Set task
Find the lines with "lower" in them and copy them out.

Material for the task
--- start ---

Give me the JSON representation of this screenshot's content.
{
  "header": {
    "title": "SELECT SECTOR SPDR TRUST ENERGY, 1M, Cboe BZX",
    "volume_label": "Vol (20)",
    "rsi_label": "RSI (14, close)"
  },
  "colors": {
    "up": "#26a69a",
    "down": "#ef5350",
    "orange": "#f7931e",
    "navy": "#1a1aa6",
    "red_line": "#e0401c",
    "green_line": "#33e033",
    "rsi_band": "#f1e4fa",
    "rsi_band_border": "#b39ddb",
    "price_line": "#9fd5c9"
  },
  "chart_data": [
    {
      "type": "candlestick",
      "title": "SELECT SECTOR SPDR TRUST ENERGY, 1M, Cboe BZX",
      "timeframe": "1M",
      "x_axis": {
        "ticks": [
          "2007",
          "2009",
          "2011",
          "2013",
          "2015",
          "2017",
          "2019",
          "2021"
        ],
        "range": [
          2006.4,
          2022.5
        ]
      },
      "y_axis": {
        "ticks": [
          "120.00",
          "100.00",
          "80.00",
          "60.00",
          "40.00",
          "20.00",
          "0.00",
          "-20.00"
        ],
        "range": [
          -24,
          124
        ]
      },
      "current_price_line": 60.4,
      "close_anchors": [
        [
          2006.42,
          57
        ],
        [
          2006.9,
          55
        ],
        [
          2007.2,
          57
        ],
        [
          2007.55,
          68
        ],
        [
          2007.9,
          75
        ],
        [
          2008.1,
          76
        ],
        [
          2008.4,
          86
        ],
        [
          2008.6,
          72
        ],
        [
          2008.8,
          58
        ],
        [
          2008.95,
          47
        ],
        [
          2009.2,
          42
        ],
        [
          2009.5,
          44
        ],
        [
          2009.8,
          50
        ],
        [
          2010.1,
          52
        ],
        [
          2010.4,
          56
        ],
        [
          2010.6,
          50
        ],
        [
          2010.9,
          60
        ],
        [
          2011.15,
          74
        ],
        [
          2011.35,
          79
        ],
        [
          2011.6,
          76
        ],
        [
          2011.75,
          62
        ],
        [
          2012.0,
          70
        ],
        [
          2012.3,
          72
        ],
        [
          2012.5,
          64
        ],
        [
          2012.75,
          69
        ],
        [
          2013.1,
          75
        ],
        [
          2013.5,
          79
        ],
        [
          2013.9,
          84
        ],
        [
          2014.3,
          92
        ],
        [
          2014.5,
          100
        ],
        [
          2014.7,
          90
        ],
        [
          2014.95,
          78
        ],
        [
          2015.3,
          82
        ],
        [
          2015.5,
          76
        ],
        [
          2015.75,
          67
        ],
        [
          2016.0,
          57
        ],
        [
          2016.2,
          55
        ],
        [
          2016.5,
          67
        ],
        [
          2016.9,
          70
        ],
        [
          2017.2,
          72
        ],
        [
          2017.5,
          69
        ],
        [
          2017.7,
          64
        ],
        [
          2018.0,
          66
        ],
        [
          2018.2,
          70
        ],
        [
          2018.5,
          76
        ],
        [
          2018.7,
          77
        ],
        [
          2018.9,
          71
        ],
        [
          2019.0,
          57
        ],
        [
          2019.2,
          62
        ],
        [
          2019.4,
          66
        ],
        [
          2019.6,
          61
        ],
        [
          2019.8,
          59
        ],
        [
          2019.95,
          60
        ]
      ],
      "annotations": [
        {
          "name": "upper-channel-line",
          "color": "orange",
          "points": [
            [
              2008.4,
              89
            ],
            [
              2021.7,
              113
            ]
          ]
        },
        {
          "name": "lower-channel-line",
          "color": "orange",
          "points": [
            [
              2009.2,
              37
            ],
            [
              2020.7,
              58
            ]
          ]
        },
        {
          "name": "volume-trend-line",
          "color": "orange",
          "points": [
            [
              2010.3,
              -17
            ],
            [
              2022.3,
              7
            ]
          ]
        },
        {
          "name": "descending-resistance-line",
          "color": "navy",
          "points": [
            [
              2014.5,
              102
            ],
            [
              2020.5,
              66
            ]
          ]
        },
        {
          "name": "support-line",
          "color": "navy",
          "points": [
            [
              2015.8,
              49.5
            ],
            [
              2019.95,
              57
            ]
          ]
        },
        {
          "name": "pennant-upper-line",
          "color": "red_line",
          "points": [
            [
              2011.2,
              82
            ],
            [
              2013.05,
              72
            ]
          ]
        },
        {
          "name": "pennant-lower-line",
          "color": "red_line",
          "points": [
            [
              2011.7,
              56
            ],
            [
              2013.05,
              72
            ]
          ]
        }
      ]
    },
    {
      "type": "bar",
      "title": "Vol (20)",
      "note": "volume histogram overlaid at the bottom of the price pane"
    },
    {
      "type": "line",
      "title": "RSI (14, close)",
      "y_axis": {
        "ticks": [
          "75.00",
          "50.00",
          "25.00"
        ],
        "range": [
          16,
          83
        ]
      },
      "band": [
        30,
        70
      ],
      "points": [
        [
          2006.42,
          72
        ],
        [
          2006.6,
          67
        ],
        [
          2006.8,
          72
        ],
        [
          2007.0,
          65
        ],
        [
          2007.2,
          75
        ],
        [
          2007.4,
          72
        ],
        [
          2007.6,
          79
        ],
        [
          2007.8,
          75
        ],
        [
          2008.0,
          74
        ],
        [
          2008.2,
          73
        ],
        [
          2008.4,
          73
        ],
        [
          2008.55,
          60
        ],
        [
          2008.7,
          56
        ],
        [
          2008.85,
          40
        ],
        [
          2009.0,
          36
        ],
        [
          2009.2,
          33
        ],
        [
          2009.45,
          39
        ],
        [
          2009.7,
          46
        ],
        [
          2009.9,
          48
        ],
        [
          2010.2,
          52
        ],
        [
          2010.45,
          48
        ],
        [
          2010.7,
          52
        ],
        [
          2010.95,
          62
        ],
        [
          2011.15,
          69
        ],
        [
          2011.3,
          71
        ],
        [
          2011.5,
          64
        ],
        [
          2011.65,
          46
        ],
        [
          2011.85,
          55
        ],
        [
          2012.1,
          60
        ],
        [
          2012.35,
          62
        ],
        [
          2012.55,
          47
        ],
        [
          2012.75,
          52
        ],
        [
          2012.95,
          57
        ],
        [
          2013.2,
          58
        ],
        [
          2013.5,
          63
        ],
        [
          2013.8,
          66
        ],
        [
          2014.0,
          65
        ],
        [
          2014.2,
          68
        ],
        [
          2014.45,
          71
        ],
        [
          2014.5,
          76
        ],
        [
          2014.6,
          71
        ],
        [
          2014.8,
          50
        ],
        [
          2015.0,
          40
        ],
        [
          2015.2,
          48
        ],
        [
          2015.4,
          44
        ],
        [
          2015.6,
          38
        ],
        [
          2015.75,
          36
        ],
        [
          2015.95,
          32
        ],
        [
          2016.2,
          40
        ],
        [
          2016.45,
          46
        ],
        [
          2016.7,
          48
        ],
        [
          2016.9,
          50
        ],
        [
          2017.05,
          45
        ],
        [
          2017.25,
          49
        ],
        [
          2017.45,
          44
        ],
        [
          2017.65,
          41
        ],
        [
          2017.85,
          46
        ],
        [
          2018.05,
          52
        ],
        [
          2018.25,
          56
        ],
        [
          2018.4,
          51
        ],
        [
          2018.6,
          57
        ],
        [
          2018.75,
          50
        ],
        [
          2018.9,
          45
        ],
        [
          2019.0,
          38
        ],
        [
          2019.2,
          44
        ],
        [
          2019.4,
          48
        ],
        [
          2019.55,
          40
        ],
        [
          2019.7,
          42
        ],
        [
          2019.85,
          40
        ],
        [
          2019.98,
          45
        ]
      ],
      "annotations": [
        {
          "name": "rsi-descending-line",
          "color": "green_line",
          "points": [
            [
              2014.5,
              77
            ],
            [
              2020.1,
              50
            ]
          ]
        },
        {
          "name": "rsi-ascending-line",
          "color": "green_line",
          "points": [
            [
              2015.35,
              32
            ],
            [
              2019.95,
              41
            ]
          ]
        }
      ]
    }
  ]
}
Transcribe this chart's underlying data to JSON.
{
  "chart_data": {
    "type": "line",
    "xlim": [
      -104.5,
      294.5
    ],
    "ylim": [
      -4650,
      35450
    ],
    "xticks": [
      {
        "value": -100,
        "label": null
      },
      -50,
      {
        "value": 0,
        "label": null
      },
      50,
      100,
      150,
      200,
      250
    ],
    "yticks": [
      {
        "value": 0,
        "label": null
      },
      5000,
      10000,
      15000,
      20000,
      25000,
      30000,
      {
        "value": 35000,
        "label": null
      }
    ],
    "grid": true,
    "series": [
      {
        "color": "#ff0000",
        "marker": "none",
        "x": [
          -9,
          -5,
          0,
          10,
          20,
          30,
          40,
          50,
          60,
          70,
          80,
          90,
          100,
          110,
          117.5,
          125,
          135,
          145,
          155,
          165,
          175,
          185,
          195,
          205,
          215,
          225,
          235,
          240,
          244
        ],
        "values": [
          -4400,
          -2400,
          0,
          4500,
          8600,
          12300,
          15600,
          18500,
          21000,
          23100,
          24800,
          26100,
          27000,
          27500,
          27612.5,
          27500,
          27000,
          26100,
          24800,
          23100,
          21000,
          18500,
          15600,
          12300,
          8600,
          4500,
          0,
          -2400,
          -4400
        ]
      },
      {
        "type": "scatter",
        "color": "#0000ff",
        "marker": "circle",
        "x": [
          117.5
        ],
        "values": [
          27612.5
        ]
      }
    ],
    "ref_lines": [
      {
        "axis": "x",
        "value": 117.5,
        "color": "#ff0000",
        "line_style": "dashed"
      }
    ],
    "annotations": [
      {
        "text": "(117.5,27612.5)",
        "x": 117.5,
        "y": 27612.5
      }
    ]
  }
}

--- end ---

Output for this task
          "name": "lower-channel-line",
          "name": "pennant-lower-line",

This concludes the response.